▶ _Problem to solve_: Give the data again, word for word.

▶ _Dataset_:
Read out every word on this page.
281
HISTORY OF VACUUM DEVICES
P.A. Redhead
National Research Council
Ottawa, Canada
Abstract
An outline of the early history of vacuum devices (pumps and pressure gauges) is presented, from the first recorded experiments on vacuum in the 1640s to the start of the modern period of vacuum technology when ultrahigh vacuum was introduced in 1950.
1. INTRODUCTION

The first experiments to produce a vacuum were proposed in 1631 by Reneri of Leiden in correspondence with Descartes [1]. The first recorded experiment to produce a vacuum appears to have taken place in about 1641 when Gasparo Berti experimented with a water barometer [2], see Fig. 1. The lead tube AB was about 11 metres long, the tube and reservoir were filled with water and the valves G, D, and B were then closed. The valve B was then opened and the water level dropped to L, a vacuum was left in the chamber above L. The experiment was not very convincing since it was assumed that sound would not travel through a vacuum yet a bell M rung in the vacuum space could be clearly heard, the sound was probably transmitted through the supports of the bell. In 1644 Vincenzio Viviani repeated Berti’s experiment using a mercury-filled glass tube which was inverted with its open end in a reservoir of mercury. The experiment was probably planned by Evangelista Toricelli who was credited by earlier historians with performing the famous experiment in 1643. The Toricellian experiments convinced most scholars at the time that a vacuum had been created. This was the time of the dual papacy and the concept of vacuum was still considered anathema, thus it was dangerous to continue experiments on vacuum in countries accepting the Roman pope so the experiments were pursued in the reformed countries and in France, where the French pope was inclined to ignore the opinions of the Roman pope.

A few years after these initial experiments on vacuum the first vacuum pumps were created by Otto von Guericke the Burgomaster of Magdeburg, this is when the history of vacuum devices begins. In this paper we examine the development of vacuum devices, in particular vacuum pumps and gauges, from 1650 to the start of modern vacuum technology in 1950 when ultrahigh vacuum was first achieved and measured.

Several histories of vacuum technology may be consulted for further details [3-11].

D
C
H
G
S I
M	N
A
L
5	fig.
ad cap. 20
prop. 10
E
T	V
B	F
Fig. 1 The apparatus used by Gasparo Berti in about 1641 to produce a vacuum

▶ _In response_:
Read out every word on this page.
281
HISTORY OF VACUUM DEVICES
P.A. Redhead
National Research Council
Ottawa, Canada
Abstract
An outline of the early history of vacuum devices (pumps and pressure gauges) is presented, from the first recorded experiments on vacuum in the 1640s to the start of the modern period of vacuum technology when ultrahigh vacuum was introduced in 1950.
1. INTRODUCTION

The first experiments to produce a vacuum were proposed in 1631 by Reneri of Leiden in correspondence with Descartes [1]. The first recorded experiment to produce a vacuum appears to have taken place in about 1641 when Gasparo Berti experimented with a water barometer [2], see Fig. 1. The lead tube AB was about 11 metres long, the tube and reservoir were filled with water and the valves G, D, and B were then closed. The valve B was then opened and the water level dropped to L, a vacuum was left in the chamber above L. The experiment was not very convincing since it was assumed that sound would not travel through a vacuum yet a bell M rung in the vacuum space could be clearly heard, the sound was probably transmitted through the supports of the bell. In 1644 Vincenzio Viviani repeated Berti’s experiment using a mercury-filled glass tube which was inverted with its open end in a reservoir of mercury. The experiment was probably planned by Evangelista Toricelli who was credited by earlier historians with performing the famous experiment in 1643. The Toricellian experiments convinced most scholars at the time that a vacuum had been created. This was the time of the dual papacy and the concept of vacuum was still considered anathema, thus it was dangerous to continue experiments on vacuum in countries accepting the Roman pope so the experiments were pursued in the reformed countries and in France, where the French pope was inclined to ignore the opinions of the Roman pope.

A few years after these initial experiments on vacuum the first vacuum pumps were created by Otto von Guericke the Burgomaster of Magdeburg, this is when the history of vacuum devices begins. In this paper we examine the development of vacuum devices, in particular vacuum pumps and gauges, from 1650 to the start of modern vacuum technology in 1950 when ultrahigh vacuum was first achieved and measured.

Several histories of vacuum technology may be consulted for further details [3-11].

D
C
H
G
S I
M	N
A
L
5	fig.
ad cap. 20
prop. 10
E
T	V
B	F
Fig. 1 The apparatus used by Gasparo Berti in about 1641 to produce a vacuum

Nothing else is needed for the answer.